[Data items]
::::

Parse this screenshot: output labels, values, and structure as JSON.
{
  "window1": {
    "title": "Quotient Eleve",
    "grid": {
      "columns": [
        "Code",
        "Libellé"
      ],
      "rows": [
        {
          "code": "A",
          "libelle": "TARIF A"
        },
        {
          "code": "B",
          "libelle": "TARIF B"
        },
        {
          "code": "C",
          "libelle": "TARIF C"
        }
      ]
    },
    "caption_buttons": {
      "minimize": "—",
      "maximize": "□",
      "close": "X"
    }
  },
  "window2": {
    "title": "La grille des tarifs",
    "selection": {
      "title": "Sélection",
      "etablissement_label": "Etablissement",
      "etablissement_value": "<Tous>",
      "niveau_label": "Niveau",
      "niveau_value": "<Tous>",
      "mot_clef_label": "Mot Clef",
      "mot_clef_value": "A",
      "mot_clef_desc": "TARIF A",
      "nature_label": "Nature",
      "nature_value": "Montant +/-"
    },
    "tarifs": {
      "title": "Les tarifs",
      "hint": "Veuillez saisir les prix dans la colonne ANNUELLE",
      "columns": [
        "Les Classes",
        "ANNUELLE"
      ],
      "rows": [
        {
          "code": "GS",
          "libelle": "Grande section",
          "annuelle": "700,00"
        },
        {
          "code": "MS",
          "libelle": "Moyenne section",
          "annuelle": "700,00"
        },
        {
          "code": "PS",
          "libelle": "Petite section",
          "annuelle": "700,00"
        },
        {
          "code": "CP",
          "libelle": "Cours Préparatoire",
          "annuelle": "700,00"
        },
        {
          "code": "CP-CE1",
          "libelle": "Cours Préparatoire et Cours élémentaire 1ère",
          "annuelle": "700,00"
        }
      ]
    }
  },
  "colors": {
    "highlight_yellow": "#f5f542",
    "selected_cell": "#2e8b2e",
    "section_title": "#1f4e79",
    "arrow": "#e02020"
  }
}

::::

_YOUR GOAL_. Word for word, write out all of the data above.

_ANSWER TO THIS EXERCISE_.
Parse this screenshot: output labels, values, and structure as JSON.
{
  "window1": {
    "title": "Quotient Eleve",
    "grid": {
      "columns": [
        "Code",
        "Libellé"
      ],
      "rows": [
        {
          "code": "A",
          "libelle": "TARIF A"
        },
        {
          "code": "B",
          "libelle": "TARIF B"
        },
        {
          "code": "C",
          "libelle": "TARIF C"
        }
      ]
    },
    "caption_buttons": {
      "minimize": "—",
      "maximize": "□",
      "close": "X"
    }
  },
  "window2": {
    "title": "La grille des tarifs",
    "selection": {
      "title": "Sélection",
      "etablissement_label": "Etablissement",
      "etablissement_value": "<Tous>",
      "niveau_label": "Niveau",
      "niveau_value": "<Tous>",
      "mot_clef_label": "Mot Clef",
      "mot_clef_value": "A",
      "mot_clef_desc": "TARIF A",
      "nature_label": "Nature",
      "nature_value": "Montant +/-"
    },
    "tarifs": {
      "title": "Les tarifs",
      "hint": "Veuillez saisir les prix dans la colonne ANNUELLE",
      "columns": [
        "Les Classes",
        "ANNUELLE"
      ],
      "rows": [
        {
          "code": "GS",
          "libelle": "Grande section",
          "annuelle": "700,00"
        },
        {
          "code": "MS",
          "libelle": "Moyenne section",
          "annuelle": "700,00"
        },
        {
          "code": "PS",
          "libelle": "Petite section",
          "annuelle": "700,00"
        },
        {
          "code": "CP",
          "libelle": "Cours Préparatoire",
          "annuelle": "700,00"
        },
        {
          "code": "CP-CE1",
          "libelle": "Cours Préparatoire et Cours élémentaire 1ère",
          "annuelle": "700,00"
        }
      ]
    }
  },
  "colors": {
    "highlight_yellow": "#f5f542",
    "selected_cell": "#2e8b2e",
    "section_title": "#1f4e79",
    "arrow": "#e02020"
  }
}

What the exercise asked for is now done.